## Data for this task:
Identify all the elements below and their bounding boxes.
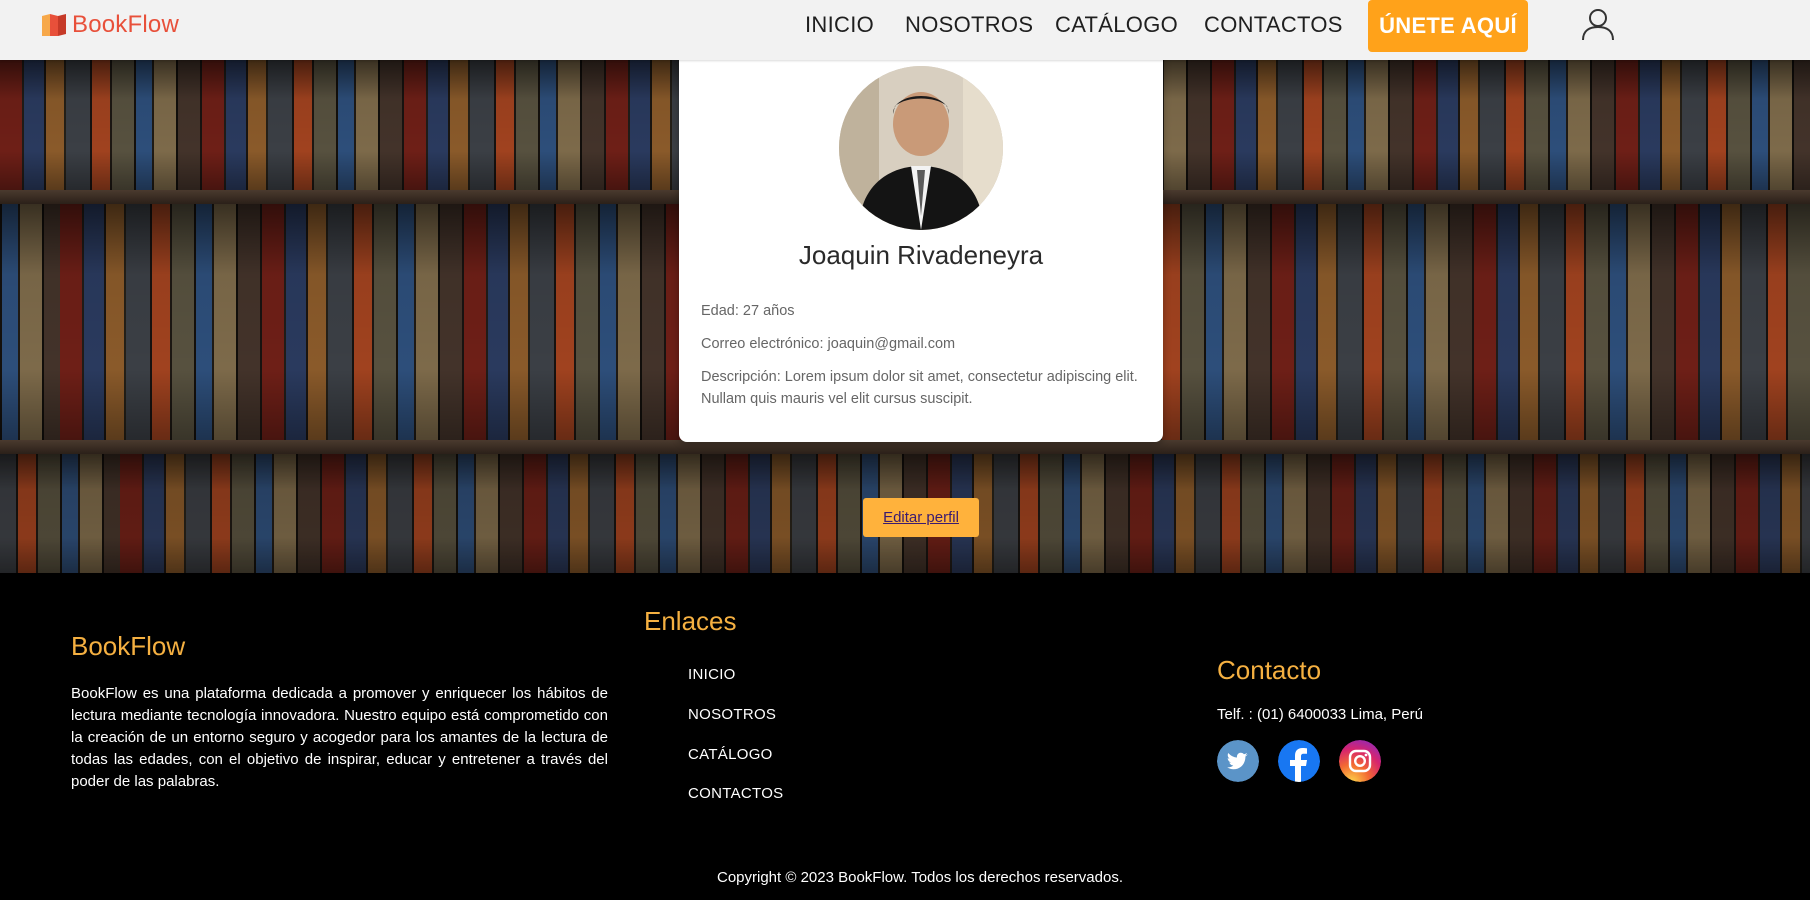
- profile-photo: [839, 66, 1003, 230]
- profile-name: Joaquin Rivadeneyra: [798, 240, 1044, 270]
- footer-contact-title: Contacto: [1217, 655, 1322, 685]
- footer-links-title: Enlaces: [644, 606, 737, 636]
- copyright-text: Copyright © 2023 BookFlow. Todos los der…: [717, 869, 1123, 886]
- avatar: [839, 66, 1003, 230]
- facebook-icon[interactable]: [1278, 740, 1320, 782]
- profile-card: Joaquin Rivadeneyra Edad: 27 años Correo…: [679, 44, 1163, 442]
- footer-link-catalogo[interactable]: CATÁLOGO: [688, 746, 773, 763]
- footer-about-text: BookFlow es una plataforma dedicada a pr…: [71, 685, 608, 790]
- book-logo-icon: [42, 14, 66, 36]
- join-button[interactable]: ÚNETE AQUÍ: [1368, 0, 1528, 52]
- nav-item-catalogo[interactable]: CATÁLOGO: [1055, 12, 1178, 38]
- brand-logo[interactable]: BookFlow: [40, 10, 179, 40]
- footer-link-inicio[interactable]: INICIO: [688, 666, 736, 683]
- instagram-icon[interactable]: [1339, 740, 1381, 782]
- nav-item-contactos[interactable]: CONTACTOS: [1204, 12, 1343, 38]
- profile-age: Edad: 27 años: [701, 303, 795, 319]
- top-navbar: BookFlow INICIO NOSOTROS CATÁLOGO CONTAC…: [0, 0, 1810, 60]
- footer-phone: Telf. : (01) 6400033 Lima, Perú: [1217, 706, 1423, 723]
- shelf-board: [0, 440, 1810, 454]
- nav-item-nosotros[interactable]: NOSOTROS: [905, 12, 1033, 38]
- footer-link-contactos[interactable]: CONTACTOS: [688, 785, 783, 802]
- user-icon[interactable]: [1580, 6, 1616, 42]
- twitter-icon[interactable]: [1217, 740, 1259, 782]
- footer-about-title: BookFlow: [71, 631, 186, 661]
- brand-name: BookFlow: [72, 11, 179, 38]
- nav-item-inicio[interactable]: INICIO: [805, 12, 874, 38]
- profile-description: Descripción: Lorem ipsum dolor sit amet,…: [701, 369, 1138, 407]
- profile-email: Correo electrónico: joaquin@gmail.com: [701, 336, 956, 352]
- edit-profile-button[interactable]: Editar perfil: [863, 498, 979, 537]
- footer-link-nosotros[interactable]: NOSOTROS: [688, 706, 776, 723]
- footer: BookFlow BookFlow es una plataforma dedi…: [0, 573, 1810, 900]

## Job:
Present every line of the listing above as a Markdown table with a Row column for the line number and a Line column for the text, skipping blank lines. Leave the picture out of the table.

## Answer to the task:
| Row | Line |
|---|---|
| 1 | Identify all the elements below and their bounding boxes. |
| 2 | - profile-photo: [839, 66, 1003, 230] |
| 3 | - profile-name: Joaquin Rivadeneyra: [798, 240, 1044, 270] |
| 4 | - footer-contact-title: Contacto: [1217, 655, 1322, 685] |
| 5 | - footer-links-title: Enlaces: [644, 606, 737, 636] |
| 6 | - copyright-text: Copyright © 2023 BookFlow. Todos los der…: [717, 869, 1123, 886] |
| 7 | - avatar: [839, 66, 1003, 230] |
| 8 | - facebook-icon[interactable]: [1278, 740, 1320, 782] |
| 9 | - profile-card: Joaquin Rivadeneyra Edad: 27 años Correo…: [679, 44, 1163, 442] |
| 10 | - footer-link-catalogo[interactable]: CATÁLOGO: [688, 746, 773, 763] |
| 11 | - footer-about-text: BookFlow es una plataforma dedicada a pr…: [71, 685, 608, 790] |
| 12 | - book-logo-icon: [42, 14, 66, 36] |
| 13 | - join-button[interactable]: ÚNETE AQUÍ: [1368, 0, 1528, 52] |
| 14 | - nav-item-catalogo[interactable]: CATÁLOGO: [1055, 12, 1178, 38] |
| 15 | - brand-logo[interactable]: BookFlow: [40, 10, 179, 40] |
| 16 | - footer-link-inicio[interactable]: INICIO: [688, 666, 736, 683] |
| 17 | - instagram-icon[interactable]: [1339, 740, 1381, 782] |
| 18 | - nav-item-contactos[interactable]: CONTACTOS: [1204, 12, 1343, 38] |
| 19 | - profile-age: Edad: 27 años: [701, 303, 795, 319] |
| 20 | - top-navbar: BookFlow INICIO NOSOTROS CATÁLOGO CONTAC…: [0, 0, 1810, 60] |
| 21 | - footer-phone: Telf. : (01) 6400033 Lima, Perú: [1217, 706, 1423, 723] |
| 22 | - shelf-board: [0, 440, 1810, 454] |
| 23 | - nav-item-nosotros[interactable]: NOSOTROS: [905, 12, 1033, 38] |
| 24 | - footer-link-contactos[interactable]: CONTACTOS: [688, 785, 783, 802] |
| 25 | - user-icon[interactable]: [1580, 6, 1616, 42] |
| 26 | - twitter-icon[interactable]: [1217, 740, 1259, 782] |
| 27 | - footer-about-title: BookFlow: [71, 631, 186, 661] |
| 28 | - brand-name: BookFlow: [72, 11, 179, 38] |
| 29 | - nav-item-inicio[interactable]: INICIO: [805, 12, 874, 38] |
| 30 | - profile-description: Descripción: Lorem ipsum dolor sit amet,…: [701, 369, 1138, 407] |
| 31 | - profile-email: Correo electrónico: joaquin@gmail.com: [701, 336, 956, 352] |
| 32 | - edit-profile-button[interactable]: Editar perfil: [863, 498, 979, 537] |
| 33 | - footer-link-nosotros[interactable]: NOSOTROS: [688, 706, 776, 723] |
| 34 | - footer: BookFlow BookFlow es una plataforma dedi…: [0, 573, 1810, 900] |